** Start **
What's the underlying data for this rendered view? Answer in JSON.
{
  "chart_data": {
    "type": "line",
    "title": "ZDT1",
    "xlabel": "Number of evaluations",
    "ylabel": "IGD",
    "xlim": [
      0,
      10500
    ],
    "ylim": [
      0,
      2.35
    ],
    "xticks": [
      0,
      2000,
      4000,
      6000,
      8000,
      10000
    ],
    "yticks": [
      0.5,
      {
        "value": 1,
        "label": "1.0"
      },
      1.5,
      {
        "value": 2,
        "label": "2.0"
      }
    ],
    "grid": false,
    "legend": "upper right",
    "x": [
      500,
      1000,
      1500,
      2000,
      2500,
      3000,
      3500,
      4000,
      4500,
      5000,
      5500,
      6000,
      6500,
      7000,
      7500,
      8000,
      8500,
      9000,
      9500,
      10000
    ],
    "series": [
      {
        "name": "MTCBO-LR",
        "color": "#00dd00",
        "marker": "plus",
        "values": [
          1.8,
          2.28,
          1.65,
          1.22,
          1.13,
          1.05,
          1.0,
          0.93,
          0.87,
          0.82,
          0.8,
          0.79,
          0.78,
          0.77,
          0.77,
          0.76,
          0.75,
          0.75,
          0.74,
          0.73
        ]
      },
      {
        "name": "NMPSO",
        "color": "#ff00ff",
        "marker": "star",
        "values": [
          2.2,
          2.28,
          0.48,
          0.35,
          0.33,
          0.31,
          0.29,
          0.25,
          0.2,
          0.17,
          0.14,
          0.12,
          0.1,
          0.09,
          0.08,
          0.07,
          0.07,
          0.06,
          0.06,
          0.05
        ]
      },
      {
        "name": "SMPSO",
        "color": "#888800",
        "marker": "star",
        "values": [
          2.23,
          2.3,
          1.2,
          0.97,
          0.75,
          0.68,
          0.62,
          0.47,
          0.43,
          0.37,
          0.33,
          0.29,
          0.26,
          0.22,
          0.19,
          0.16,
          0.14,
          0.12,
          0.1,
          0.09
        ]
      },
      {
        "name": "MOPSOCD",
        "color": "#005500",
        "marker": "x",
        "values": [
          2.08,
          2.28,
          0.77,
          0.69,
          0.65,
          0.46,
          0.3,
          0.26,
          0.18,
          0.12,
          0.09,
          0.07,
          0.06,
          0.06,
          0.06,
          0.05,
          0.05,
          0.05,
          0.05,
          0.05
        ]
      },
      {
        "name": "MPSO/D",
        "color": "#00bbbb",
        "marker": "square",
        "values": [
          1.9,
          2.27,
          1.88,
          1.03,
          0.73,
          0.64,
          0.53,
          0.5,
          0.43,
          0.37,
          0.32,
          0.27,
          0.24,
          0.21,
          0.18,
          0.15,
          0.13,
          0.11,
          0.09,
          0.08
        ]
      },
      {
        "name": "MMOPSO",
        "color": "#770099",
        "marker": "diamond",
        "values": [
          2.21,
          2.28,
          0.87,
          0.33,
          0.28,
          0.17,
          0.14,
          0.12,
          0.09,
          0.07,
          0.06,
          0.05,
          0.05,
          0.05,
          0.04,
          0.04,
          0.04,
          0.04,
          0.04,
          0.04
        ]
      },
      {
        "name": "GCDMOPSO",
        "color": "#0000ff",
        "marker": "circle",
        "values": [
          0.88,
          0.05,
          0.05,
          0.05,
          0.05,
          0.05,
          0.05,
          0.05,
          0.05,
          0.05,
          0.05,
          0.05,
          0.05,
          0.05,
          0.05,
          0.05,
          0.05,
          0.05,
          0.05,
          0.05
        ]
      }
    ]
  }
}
** End **
#### Direction
Transcribe the data above in full, exactly.

#### Problem solution
What's the underlying data for this rendered view? Answer in JSON.
{
  "chart_data": {
    "type": "line",
    "title": "ZDT1",
    "xlabel": "Number of evaluations",
    "ylabel": "IGD",
    "xlim": [
      0,
      10500
    ],
    "ylim": [
      0,
      2.35
    ],
    "xticks": [
      0,
      2000,
      4000,
      6000,
      8000,
      10000
    ],
    "yticks": [
      0.5,
      {
        "value": 1,
        "label": "1.0"
      },
      1.5,
      {
        "value": 2,
        "label": "2.0"
      }
    ],
    "grid": false,
    "legend": "upper right",
    "x": [
      500,
      1000,
      1500,
      2000,
      2500,
      3000,
      3500,
      4000,
      4500,
      5000,
      5500,
      6000,
      6500,
      7000,
      7500,
      8000,
      8500,
      9000,
      9500,
      10000
    ],
    "series": [
      {
        "name": "MTCBO-LR",
        "color": "#00dd00",
        "marker": "plus",
        "values": [
          1.8,
          2.28,
          1.65,
          1.22,
          1.13,
          1.05,
          1.0,
          0.93,
          0.87,
          0.82,
          0.8,
          0.79,
          0.78,
          0.77,
          0.77,
          0.76,
          0.75,
          0.75,
          0.74,
          0.73
        ]
      },
      {
        "name": "NMPSO",
        "color": "#ff00ff",
        "marker": "star",
        "values": [
          2.2,
          2.28,
          0.48,
          0.35,
          0.33,
          0.31,
          0.29,
          0.25,
          0.2,
          0.17,
          0.14,
          0.12,
          0.1,
          0.09,
          0.08,
          0.07,
          0.07,
          0.06,
          0.06,
          0.05
        ]
      },
      {
        "name": "SMPSO",
        "color": "#888800",
        "marker": "star",
        "values": [
          2.23,
          2.3,
          1.2,
          0.97,
          0.75,
          0.68,
          0.62,
          0.47,
          0.43,
          0.37,
          0.33,
          0.29,
          0.26,
          0.22,
          0.19,
          0.16,
          0.14,
          0.12,
          0.1,
          0.09
        ]
      },
      {
        "name": "MOPSOCD",
        "color": "#005500",
        "marker": "x",
        "values": [
          2.08,
          2.28,
          0.77,
          0.69,
          0.65,
          0.46,
          0.3,
          0.26,
          0.18,
          0.12,
          0.09,
          0.07,
          0.06,
          0.06,
          0.06,
          0.05,
          0.05,
          0.05,
          0.05,
          0.05
        ]
      },
      {
        "name": "MPSO/D",
        "color": "#00bbbb",
        "marker": "square",
        "values": [
          1.9,
          2.27,
          1.88,
          1.03,
          0.73,
          0.64,
          0.53,
          0.5,
          0.43,
          0.37,
          0.32,
          0.27,
          0.24,
          0.21,
          0.18,
          0.15,
          0.13,
          0.11,
          0.09,
          0.08
        ]
      },
      {
        "name": "MMOPSO",
        "color": "#770099",
        "marker": "diamond",
        "values": [
          2.21,
          2.28,
          0.87,
          0.33,
          0.28,
          0.17,
          0.14,
          0.12,
          0.09,
          0.07,
          0.06,
          0.05,
          0.05,
          0.05,
          0.04,
          0.04,
          0.04,
          0.04,
          0.04,
          0.04
        ]
      },
      {
        "name": "GCDMOPSO",
        "color": "#0000ff",
        "marker": "circle",
        "values": [
          0.88,
          0.05,
          0.05,
          0.05,
          0.05,
          0.05,
          0.05,
          0.05,
          0.05,
          0.05,
          0.05,
          0.05,
          0.05,
          0.05,
          0.05,
          0.05,
          0.05,
          0.05,
          0.05,
          0.05
        ]
      }
    ]
  }
}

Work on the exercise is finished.